SHORT TASK: Every line that holds "keadaan" should be shown.
=== MATERIAL FOR THE TASK ===
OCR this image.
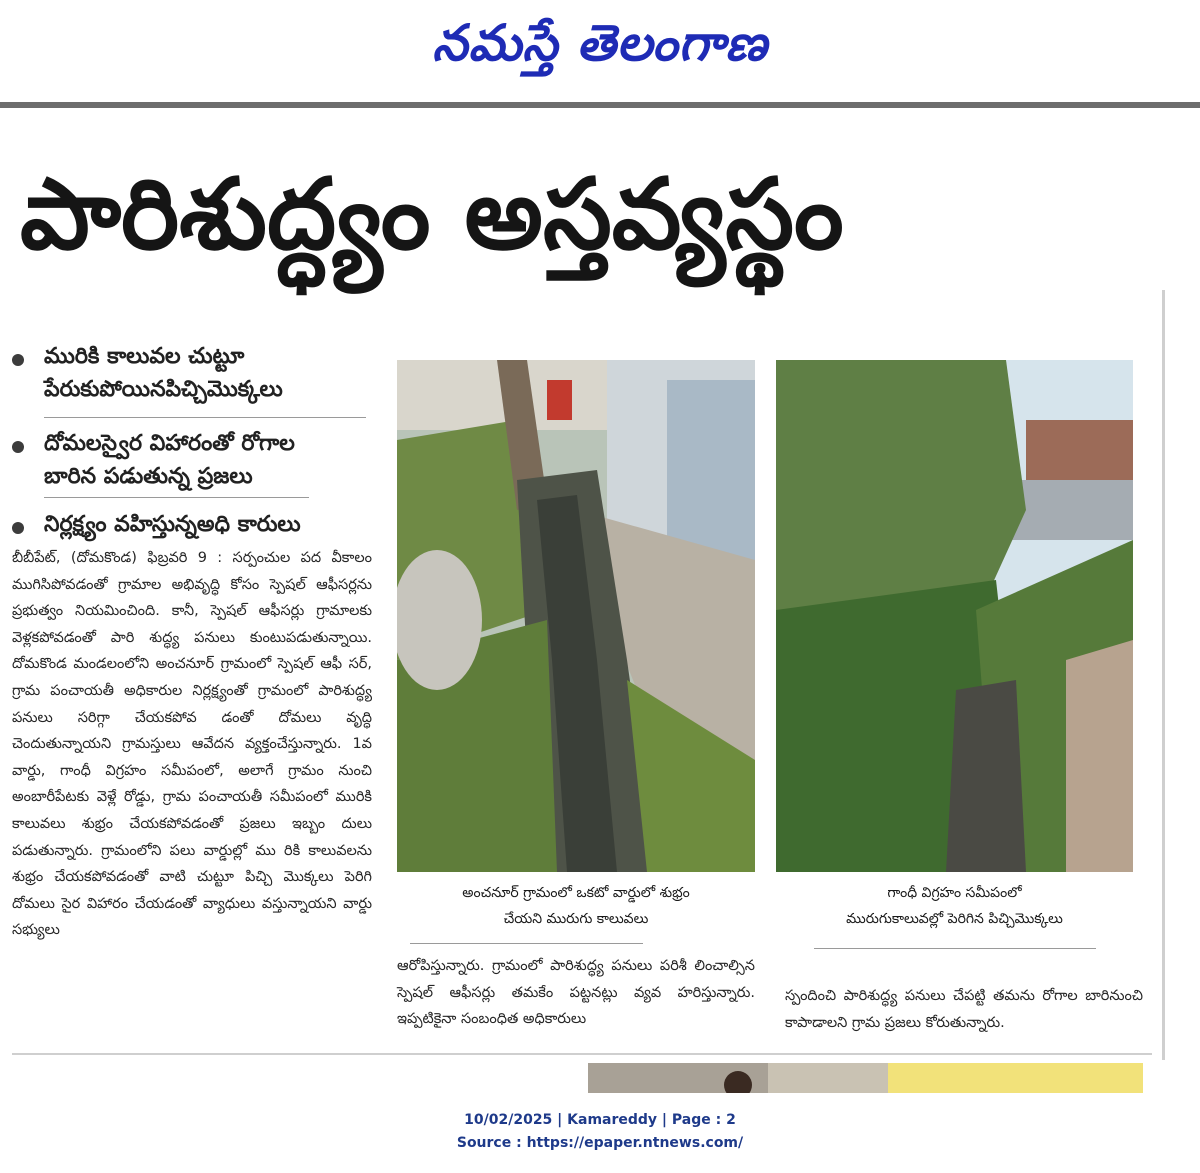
నమస్తే తెలంగాణ
పారిశుద్ధ్యం అస్తవ్యస్థం
మురికి కాలువల చుట్టూ
పేరుకుపోయినపిచ్చిమొక్కలు
దోమలస్వైర విహారంతో రోగాల
బారిన పడుతున్న ప్రజలు
నిర్లక్ష్యం వహిస్తున్నఅధి కారులు
బీబీపేట్, (దోమకొండ) ఫిబ్రవరి 9 : సర్పంచుల పద వీకాలం ముగిసిపోవడంతో గ్రామాల అభివృద్ధి కోసం స్పెషల్ ఆఫీసర్లను ప్రభుత్వం నియమించింది. కానీ, స్పెషల్ ఆఫీసర్లు గ్రామాలకు వెళ్లకపోవడంతో పారి శుద్ధ్య పనులు కుంటుపడుతున్నాయి. దోమకొండ మండలంలోని అంచనూర్ గ్రామంలో స్పెషల్ ఆఫీ సర్, గ్రామ పంచాయతీ అధికారుల నిర్లక్ష్యంతో గ్రామంలో పారిశుద్ధ్య పనులు సరిగ్గా చేయకపోవ డంతో దోమలు వృద్ధి చెందుతున్నాయని గ్రామస్తులు ఆవేదన వ్యక్తంచేస్తున్నారు. 1వ వార్డు, గాంధీ విగ్రహం సమీపంలో, అలాగే గ్రామం నుంచి అంబారీపేటకు వెళ్లే రోడ్డు, గ్రామ పంచాయతీ సమీపంలో మురికి కాలువలు శుభ్రం చేయకపోవడంతో ప్రజలు ఇబ్బం దులు పడుతున్నారు. గ్రామంలోని పలు వార్డుల్లో ము రికి కాలువలను శుభ్రం చేయకపోవడంతో వాటి చుట్టూ పిచ్చి మొక్కలు పెరిగి దోమలు సైర విహారం చేయడంతో వ్యాధులు వస్తున్నాయని వార్డు సభ్యులు
అంచనూర్ గ్రామంలో ఒకటో వార్డులో శుభ్రం
చేయని మురుగు కాలువలు
గాంధీ విగ్రహం సమీపంలో
మురుగుకాలువల్లో పెరిగిన పిచ్చిమొక్కలు
ఆరోపిస్తున్నారు. గ్రామంలో పారిశుద్ధ్య పనులు పరిశీ లించాల్సిన స్పెషల్ ఆఫీసర్లు తమకేం పట్టనట్లు వ్యవ హరిస్తున్నారు. ఇప్పటికైనా సంబంధిత అధికారులు
స్పందించి పారిశుద్ధ్య పనులు చేపట్టి తమను రోగాల బారినుంచి కాపాడాలని గ్రామ ప్రజలు కోరుతున్నారు.
10/02/2025 | Kamareddy | Page : 2
Source : https://epaper.ntnews.com/
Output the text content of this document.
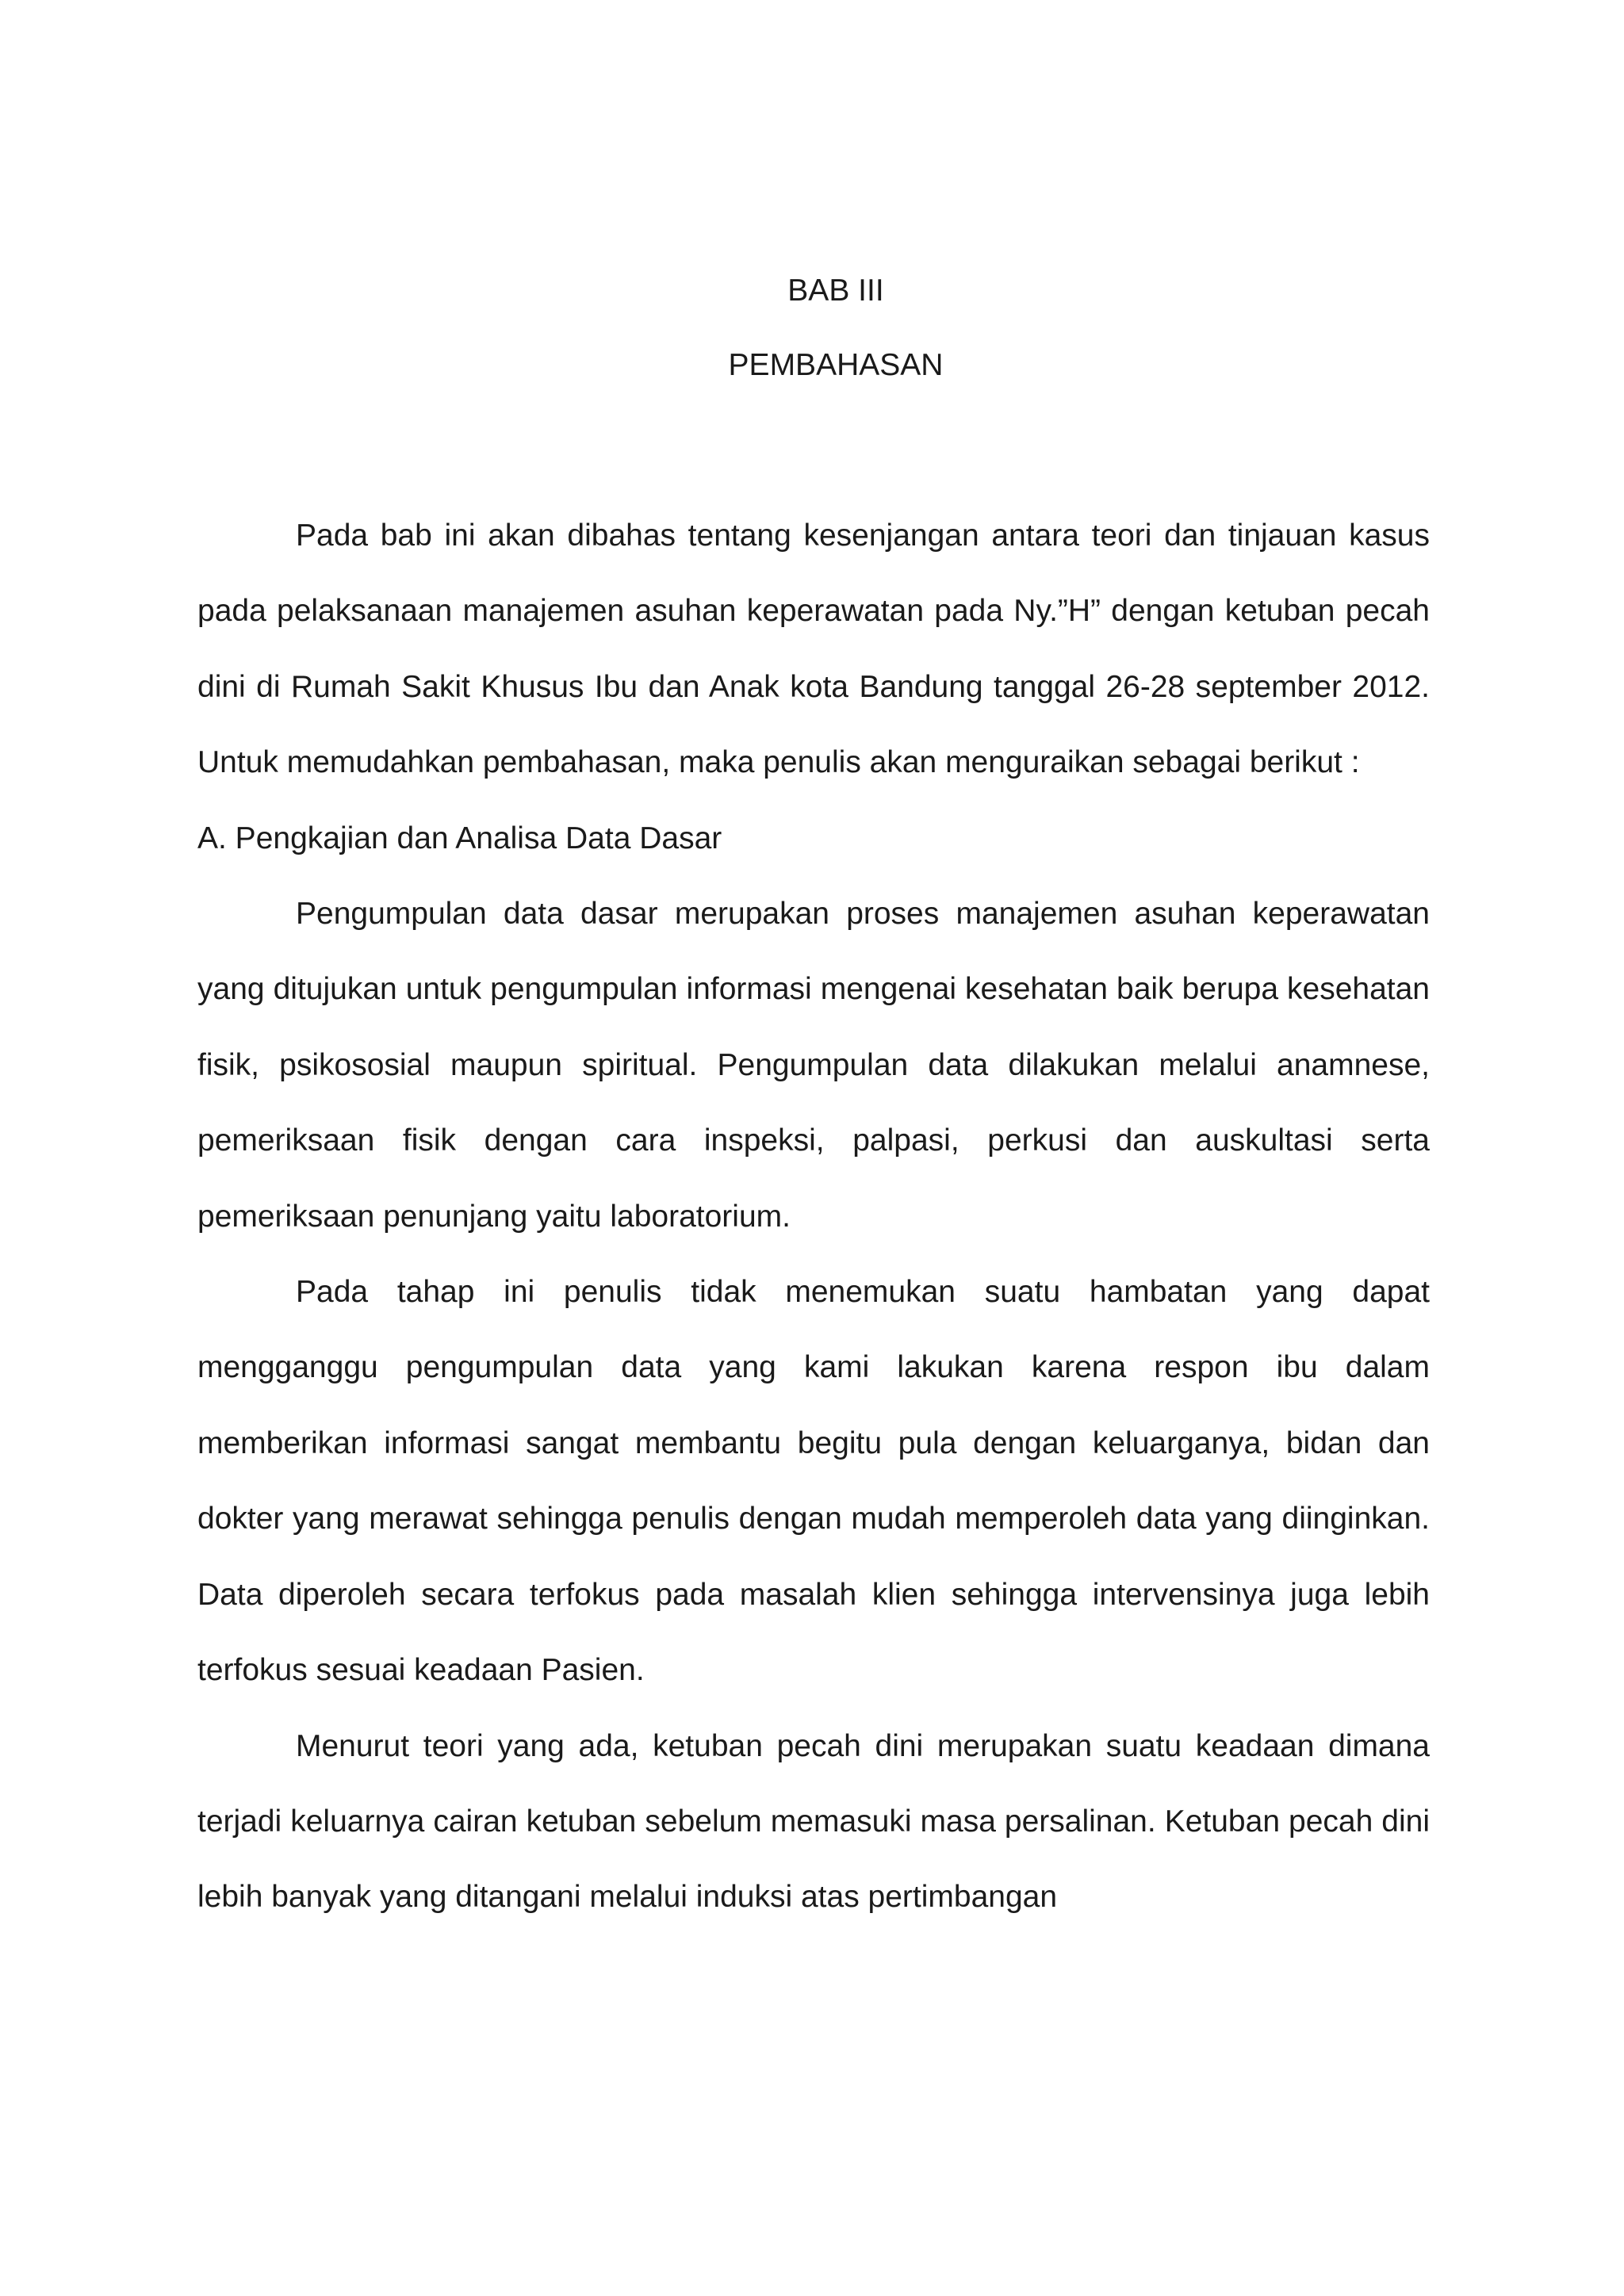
BAB III
PEMBAHASAN

Pada bab ini akan dibahas tentang kesenjangan antara teori dan tinjauan kasus pada pelaksanaan manajemen asuhan keperawatan pada Ny.”H” dengan ketuban pecah dini di Rumah Sakit Khusus Ibu dan Anak kota Bandung tanggal 26-28 september 2012. Untuk memudahkan pembahasan, maka penulis akan menguraikan sebagai berikut :

A. Pengkajian dan Analisa Data Dasar

Pengumpulan data dasar merupakan proses manajemen asuhan keperawatan yang ditujukan untuk pengumpulan informasi mengenai kesehatan baik berupa kesehatan fisik, psikososial maupun spiritual. Pengumpulan data dilakukan melalui anamnese, pemeriksaan fisik dengan cara inspeksi, palpasi, perkusi dan auskultasi serta pemeriksaan penunjang yaitu laboratorium.

Pada tahap ini penulis tidak menemukan suatu hambatan yang dapat mengganggu pengumpulan data yang kami lakukan karena respon ibu dalam memberikan informasi sangat membantu begitu pula dengan keluarganya, bidan dan dokter yang merawat sehingga penulis dengan mudah memperoleh data yang diinginkan. Data diperoleh secara terfokus pada masalah klien sehingga intervensinya juga lebih terfokus sesuai keadaan Pasien.

Menurut teori yang ada, ketuban pecah dini merupakan suatu keadaan dimana terjadi keluarnya cairan ketuban sebelum memasuki masa persalinan. Ketuban pecah dini lebih banyak yang ditangani melalui induksi atas pertimbangan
===
RESULT OF THIS TASK:
Pada tahap ini penulis tidak menemukan suatu hambatan yang dapat mengganggu pengumpulan data yang kami lakukan karena respon ibu dalam memberikan informasi sangat membantu begitu pula dengan keluarganya, bidan dan dokter yang merawat sehingga penulis dengan mudah memperoleh data yang diinginkan. Data diperoleh secara terfokus pada masalah klien sehingga intervensinya juga lebih terfokus sesuai keadaan Pasien.
Menurut teori yang ada, ketuban pecah dini merupakan suatu keadaan dimana terjadi keluarnya cairan ketuban sebelum memasuki masa persalinan. Ketuban pecah dini lebih banyak yang ditangani melalui induksi atas pertimbangan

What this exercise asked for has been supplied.